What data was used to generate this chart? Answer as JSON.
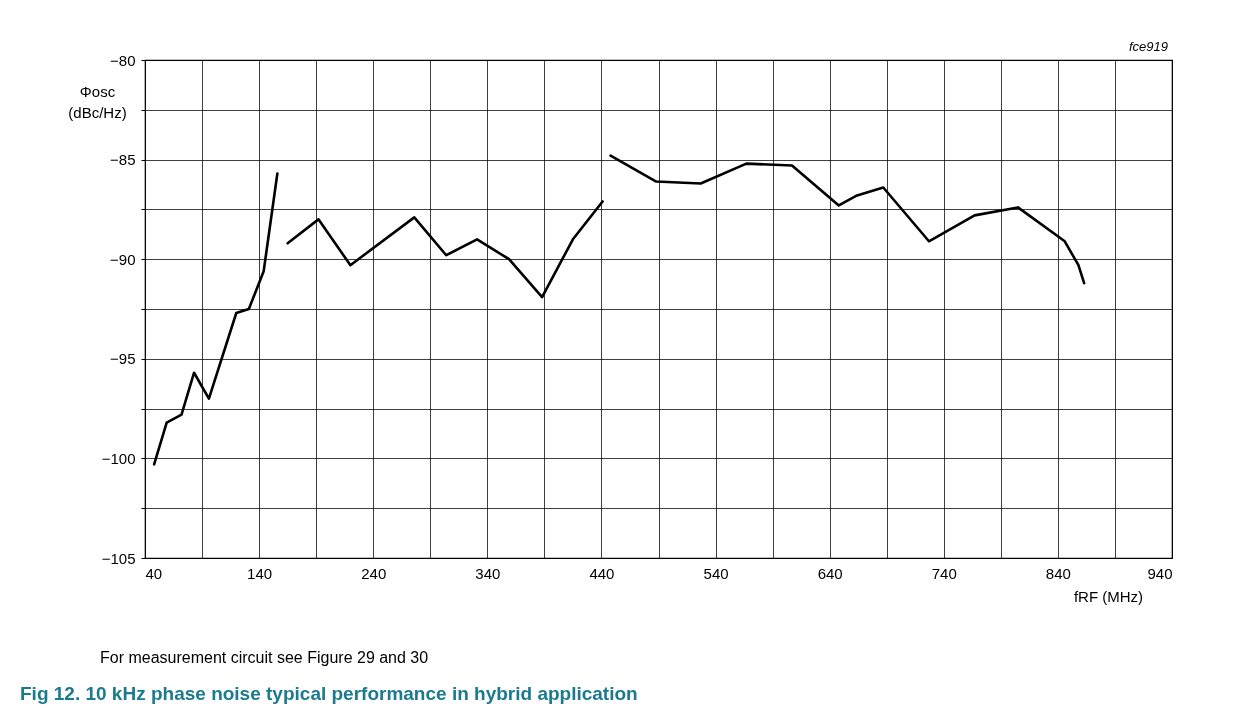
{
  "chart_data": {
    "type": "line",
    "title": "Fig 12. 10 kHz phase noise typical performance in hybrid application",
    "xlabel": "fRF (MHz)",
    "ylabel": "Φosc (dBc/Hz)",
    "annotations": [
      "fce919",
      "For measurement circuit see Figure 29 and 30"
    ],
    "series": [
      {
        "color": "#000000",
        "x": [
          48,
          59,
          72,
          83,
          96,
          120,
          131,
          144,
          156
        ],
        "values": [
          -100.3,
          -98.2,
          -97.8,
          -95.7,
          -97.0,
          -92.7,
          -92.5,
          -90.6,
          -85.7
        ]
      },
      {
        "color": "#000000",
        "x": [
          165,
          192,
          220,
          276,
          304,
          331,
          359,
          388,
          415,
          441
        ],
        "values": [
          -89.2,
          -88.0,
          -90.3,
          -87.9,
          -89.8,
          -89.0,
          -90.0,
          -91.9,
          -89.0,
          -87.1
        ]
      },
      {
        "color": "#000000",
        "x": [
          448,
          488,
          527,
          567,
          607,
          648,
          664,
          687,
          727,
          767,
          805,
          846,
          858,
          863
        ],
        "values": [
          -84.8,
          -86.1,
          -86.2,
          -85.2,
          -85.3,
          -87.3,
          -86.8,
          -86.4,
          -89.1,
          -87.8,
          -87.4,
          -89.1,
          -90.3,
          -91.2
        ]
      }
    ],
    "xlim": [
      40,
      940
    ],
    "ylim": [
      -105,
      -80
    ],
    "xticks": [
      40,
      {
        "value": 90,
        "label": null
      },
      140,
      {
        "value": 190,
        "label": null
      },
      240,
      {
        "value": 290,
        "label": null
      },
      340,
      {
        "value": 390,
        "label": null
      },
      440,
      {
        "value": 490,
        "label": null
      },
      540,
      {
        "value": 590,
        "label": null
      },
      640,
      {
        "value": 690,
        "label": null
      },
      740,
      {
        "value": 790,
        "label": null
      },
      840,
      {
        "value": 890,
        "label": null
      },
      940
    ],
    "yticks": [
      {
        "value": -105,
        "label": "−105"
      },
      {
        "value": -102.5,
        "label": null
      },
      {
        "value": -100,
        "label": "−100"
      },
      {
        "value": -97.5,
        "label": null
      },
      {
        "value": -95,
        "label": "−95"
      },
      {
        "value": -92.5,
        "label": null
      },
      {
        "value": -90,
        "label": "−90"
      },
      {
        "value": -87.5,
        "label": null
      },
      {
        "value": -85,
        "label": "−85"
      },
      {
        "value": -82.5,
        "label": null
      },
      {
        "value": -80,
        "label": "−80"
      }
    ],
    "grid": true,
    "line_style": "solid"
  }
}
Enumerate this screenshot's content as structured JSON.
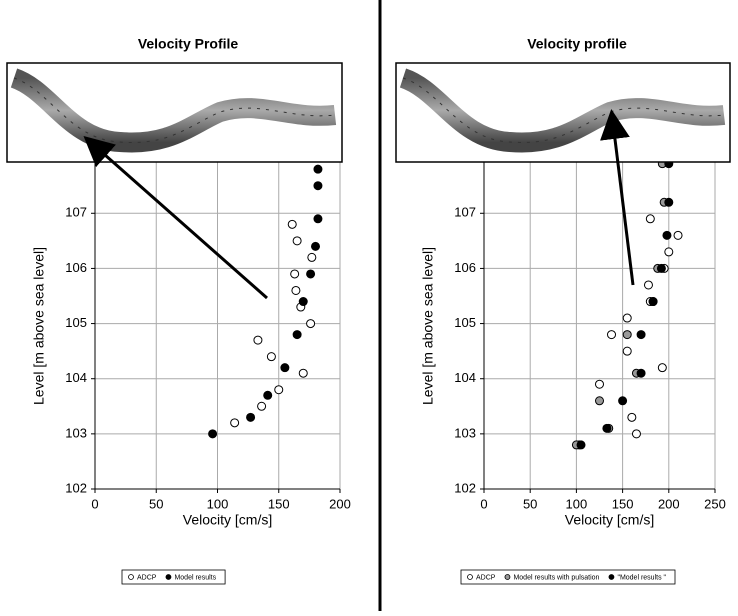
{
  "chart_data": [
    {
      "type": "scatter",
      "title": "Velocity Profile",
      "x_label": "Velocity [cm/s]",
      "y_label": "Level [m above sea level]",
      "xlim": [
        0,
        200
      ],
      "xticks": [
        0,
        50,
        100,
        150,
        200
      ],
      "ylim": [
        102,
        109
      ],
      "yticks": [
        102,
        103,
        104,
        105,
        106,
        107
      ],
      "grid": true,
      "series": [
        {
          "name": "ADCP",
          "color": "#ffffff",
          "x": [
            161,
            165,
            177,
            163,
            164,
            168,
            176,
            133,
            144,
            170,
            150,
            136,
            114
          ],
          "values": [
            106.8,
            106.5,
            106.2,
            105.9,
            105.6,
            105.3,
            105.0,
            104.7,
            104.4,
            104.1,
            103.8,
            103.5,
            103.2
          ]
        },
        {
          "name": "Model results",
          "color": "#000000",
          "x": [
            182,
            182,
            182,
            180,
            176,
            170,
            165,
            155,
            141,
            127,
            96
          ],
          "values": [
            107.8,
            107.5,
            106.9,
            106.4,
            105.9,
            105.4,
            104.8,
            104.2,
            103.7,
            103.3,
            103.0
          ]
        }
      ]
    },
    {
      "type": "scatter",
      "title": "Velocity profile",
      "x_label": "Velocity [cm/s]",
      "y_label": "Level [m above sea level]",
      "xlim": [
        0,
        250
      ],
      "xticks": [
        0,
        50,
        100,
        150,
        200,
        250
      ],
      "ylim": [
        102,
        109
      ],
      "yticks": [
        102,
        103,
        104,
        105,
        106,
        107
      ],
      "grid": true,
      "series": [
        {
          "name": "ADCP",
          "color": "#ffffff",
          "x": [
            180,
            210,
            200,
            195,
            178,
            180,
            155,
            138,
            155,
            193,
            125,
            160,
            165,
            103
          ],
          "values": [
            106.9,
            106.6,
            106.3,
            106.0,
            105.7,
            105.4,
            105.1,
            104.8,
            104.5,
            104.2,
            103.9,
            103.3,
            103.0,
            102.8
          ]
        },
        {
          "name": "Model results with pulsation",
          "color": "#999999",
          "x": [
            193,
            195,
            188,
            183,
            155,
            165,
            125,
            135,
            100
          ],
          "values": [
            107.9,
            107.2,
            106.0,
            105.4,
            104.8,
            104.1,
            103.6,
            103.1,
            102.8
          ]
        },
        {
          "name": "\"Model results \"",
          "color": "#000000",
          "x": [
            200,
            200,
            198,
            192,
            183,
            170,
            170,
            150,
            133,
            105
          ],
          "values": [
            107.9,
            107.2,
            106.6,
            106.0,
            105.4,
            104.8,
            104.1,
            103.6,
            103.1,
            102.8
          ]
        }
      ]
    }
  ]
}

________________

> [Written task]
Leave out the pictures and give the rest of the records again exactly.

> [Reply]
What data was used to generate this chart? Answer as JSON.
{
  "chart_data": {
    "type": "line",
    "title": "Fig 12. 10 kHz phase noise typical performance in hybrid application",
    "xlabel": "fRF (MHz)",
    "ylabel": "Φosc (dBc/Hz)",
    "annotations": [
      "fce919",
      "For measurement circuit see Figure 29 and 30"
    ],
    "series": [
      {
        "color": "#000000",
        "x": [
          48,
          59,
          72,
          83,
          96,
          120,
          131,
          144,
          156
        ],
        "values": [
          -100.3,
          -98.2,
          -97.8,
          -95.7,
          -97.0,
          -92.7,
          -92.5,
          -90.6,
          -85.7
        ]
      },
      {
        "color": "#000000",
        "x": [
          165,
          192,
          220,
          276,
          304,
          331,
          359,
          388,
          415,
          441
        ],
        "values": [
          -89.2,
          -88.0,
          -90.3,
          -87.9,
          -89.8,
          -89.0,
          -90.0,
          -91.9,
          -89.0,
          -87.1
        ]
      },
      {
        "color": "#000000",
        "x": [
          448,
          488,
          527,
          567,
          607,
          648,
          664,
          687,
          727,
          767,
          805,
          846,
          858,
          863
        ],
        "values": [
          -84.8,
          -86.1,
          -86.2,
          -85.2,
          -85.3,
          -87.3,
          -86.8,
          -86.4,
          -89.1,
          -87.8,
          -87.4,
          -89.1,
          -90.3,
          -91.2
        ]
      }
    ],
    "xlim": [
      40,
      940
    ],
    "ylim": [
      -105,
      -80
    ],
    "xticks": [
      40,
      {
        "value": 90,
        "label": null
      },
      140,
      {
        "value": 190,
        "label": null
      },
      240,
      {
        "value": 290,
        "label": null
      },
      340,
      {
        "value": 390,
        "label": null
      },
      440,
      {
        "value": 490,
        "label": null
      },
      540,
      {
        "value": 590,
        "label": null
      },
      640,
      {
        "value": 690,
        "label": null
      },
      740,
      {
        "value": 790,
        "label": null
      },
      840,
      {
        "value": 890,
        "label": null
      },
      940
    ],
    "yticks": [
      {
        "value": -105,
        "label": "−105"
      },
      {
        "value": -102.5,
        "label": null
      },
      {
        "value": -100,
        "label": "−100"
      },
      {
        "value": -97.5,
        "label": null
      },
      {
        "value": -95,
        "label": "−95"
      },
      {
        "value": -92.5,
        "label": null
      },
      {
        "value": -90,
        "label": "−90"
      },
      {
        "value": -87.5,
        "label": null
      },
      {
        "value": -85,
        "label": "−85"
      },
      {
        "value": -82.5,
        "label": null
      },
      {
        "value": -80,
        "label": "−80"
      }
    ],
    "grid": true,
    "line_style": "solid"
  }
}
Enumerate this screenshot's content as structured JSON.
{
  "chart_data": [
    {
      "type": "scatter",
      "title": "Velocity Profile",
      "x_label": "Velocity [cm/s]",
      "y_label": "Level [m above sea level]",
      "xlim": [
        0,
        200
      ],
      "xticks": [
        0,
        50,
        100,
        150,
        200
      ],
      "ylim": [
        102,
        109
      ],
      "yticks": [
        102,
        103,
        104,
        105,
        106,
        107
      ],
      "grid": true,
      "series": [
        {
          "name": "ADCP",
          "color": "#ffffff",
          "x": [
            161,
            165,
            177,
            163,
            164,
            168,
            176,
            133,
            144,
            170,
            150,
            136,
            114
          ],
          "values": [
            106.8,
            106.5,
            106.2,
            105.9,
            105.6,
            105.3,
            105.0,
            104.7,
            104.4,
            104.1,
            103.8,
            103.5,
            103.2
          ]
        },
        {
          "name": "Model results",
          "color": "#000000",
          "x": [
            182,
            182,
            182,
            180,
            176,
            170,
            165,
            155,
            141,
            127,
            96
          ],
          "values": [
            107.8,
            107.5,
            106.9,
            106.4,
            105.9,
            105.4,
            104.8,
            104.2,
            103.7,
            103.3,
            103.0
          ]
        }
      ]
    },
    {
      "type": "scatter",
      "title": "Velocity profile",
      "x_label": "Velocity [cm/s]",
      "y_label": "Level [m above sea level]",
      "xlim": [
        0,
        250
      ],
      "xticks": [
        0,
        50,
        100,
        150,
        200,
        250
      ],
      "ylim": [
        102,
        109
      ],
      "yticks": [
        102,
        103,
        104,
        105,
        106,
        107
      ],
      "grid": true,
      "series": [
        {
          "name": "ADCP",
          "color": "#ffffff",
          "x": [
            180,
            210,
            200,
            195,
            178,
            180,
            155,
            138,
            155,
            193,
            125,
            160,
            165,
            103
          ],
          "values": [
            106.9,
            106.6,
            106.3,
            106.0,
            105.7,
            105.4,
            105.1,
            104.8,
            104.5,
            104.2,
            103.9,
            103.3,
            103.0,
            102.8
          ]
        },
        {
          "name": "Model results with pulsation",
          "color": "#999999",
          "x": [
            193,
            195,
            188,
            183,
            155,
            165,
            125,
            135,
            100
          ],
          "values": [
            107.9,
            107.2,
            106.0,
            105.4,
            104.8,
            104.1,
            103.6,
            103.1,
            102.8
          ]
        },
        {
          "name": "\"Model results \"",
          "color": "#000000",
          "x": [
            200,
            200,
            198,
            192,
            183,
            170,
            170,
            150,
            133,
            105
          ],
          "values": [
            107.9,
            107.2,
            106.6,
            106.0,
            105.4,
            104.8,
            104.1,
            103.6,
            103.1,
            102.8
          ]
        }
      ]
    }
  ]
}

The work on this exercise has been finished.